To do: Collect each line of the entries that holds the string "иным".

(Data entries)
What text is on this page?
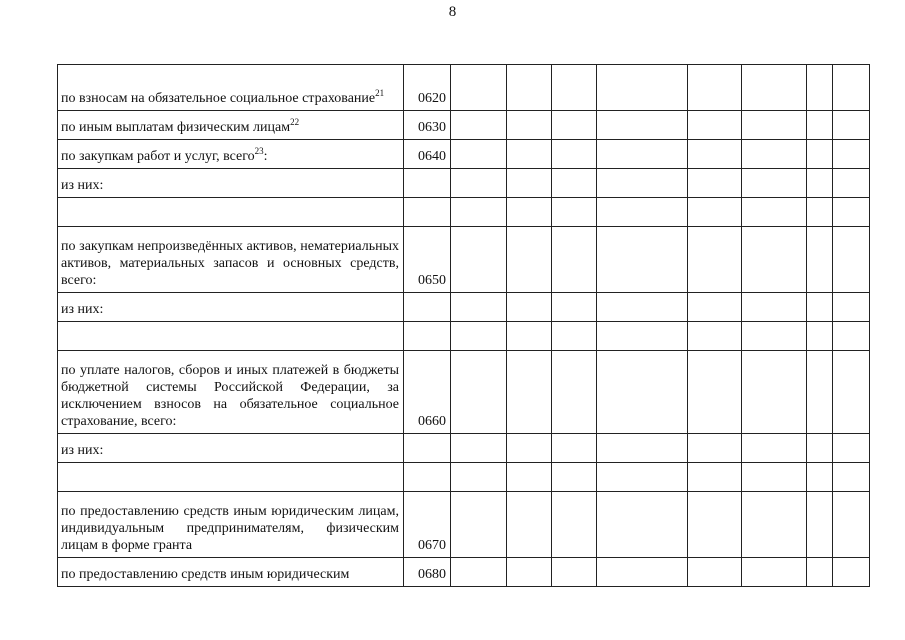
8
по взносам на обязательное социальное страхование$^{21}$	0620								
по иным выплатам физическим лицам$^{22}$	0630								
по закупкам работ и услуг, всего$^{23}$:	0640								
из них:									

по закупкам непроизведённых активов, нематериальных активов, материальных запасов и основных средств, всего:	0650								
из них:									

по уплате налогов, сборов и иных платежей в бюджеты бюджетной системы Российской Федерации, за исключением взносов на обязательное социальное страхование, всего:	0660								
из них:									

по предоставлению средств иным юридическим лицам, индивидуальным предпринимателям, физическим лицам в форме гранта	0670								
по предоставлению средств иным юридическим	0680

==

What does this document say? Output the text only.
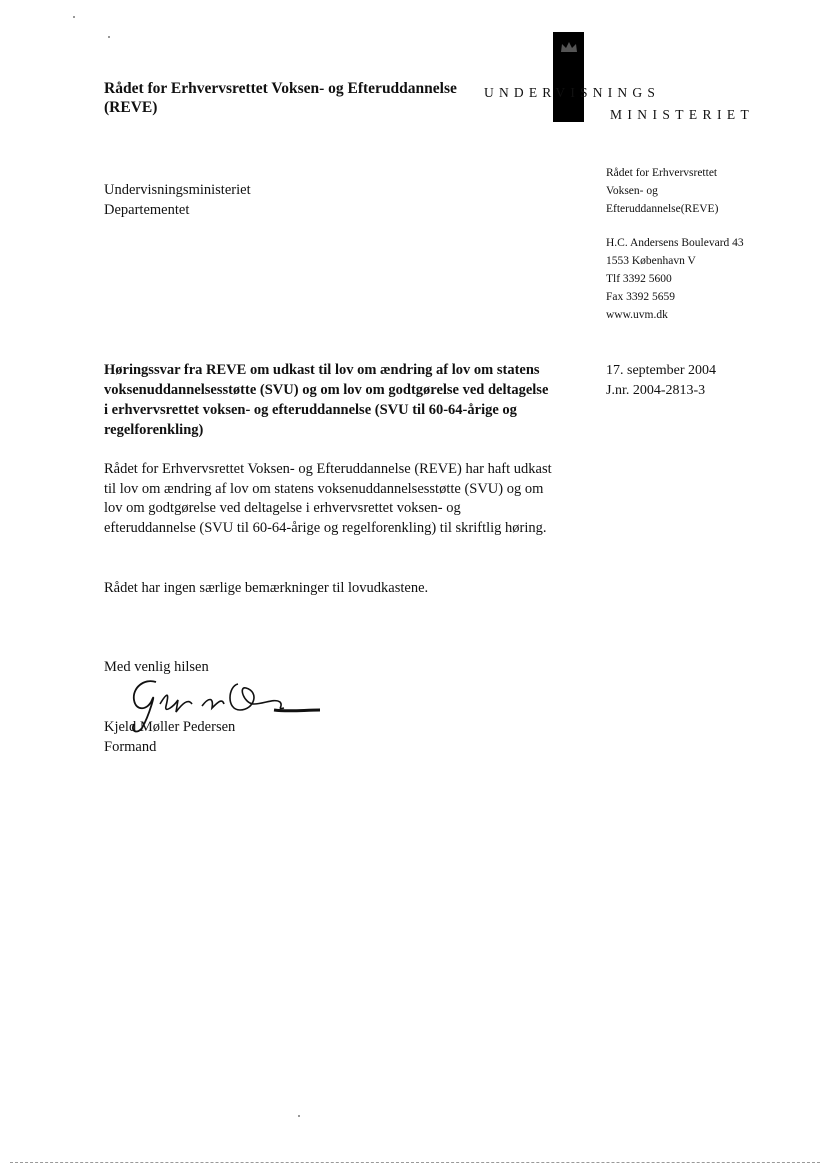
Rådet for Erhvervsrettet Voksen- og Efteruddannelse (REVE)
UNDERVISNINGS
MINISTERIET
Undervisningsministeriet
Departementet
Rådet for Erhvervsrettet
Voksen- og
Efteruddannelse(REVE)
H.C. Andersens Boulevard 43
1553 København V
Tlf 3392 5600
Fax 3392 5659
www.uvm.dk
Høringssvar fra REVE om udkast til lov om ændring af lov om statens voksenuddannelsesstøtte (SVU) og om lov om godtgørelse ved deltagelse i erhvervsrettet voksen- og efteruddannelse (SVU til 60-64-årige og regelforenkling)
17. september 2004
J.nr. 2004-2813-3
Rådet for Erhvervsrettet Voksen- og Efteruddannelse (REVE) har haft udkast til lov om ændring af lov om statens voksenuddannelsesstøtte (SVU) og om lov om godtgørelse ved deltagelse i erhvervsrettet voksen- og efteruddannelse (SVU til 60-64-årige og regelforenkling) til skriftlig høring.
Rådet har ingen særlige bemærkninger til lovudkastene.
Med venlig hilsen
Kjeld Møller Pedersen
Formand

Complete response:
по иным выплатам физическим лицам$^{22}$	0630								
по предоставлению средств иным юридическим лицам, индивидуальным предпринимателям, физическим лицам в форме гранта	0670								
по предоставлению средств иным юридическим	0680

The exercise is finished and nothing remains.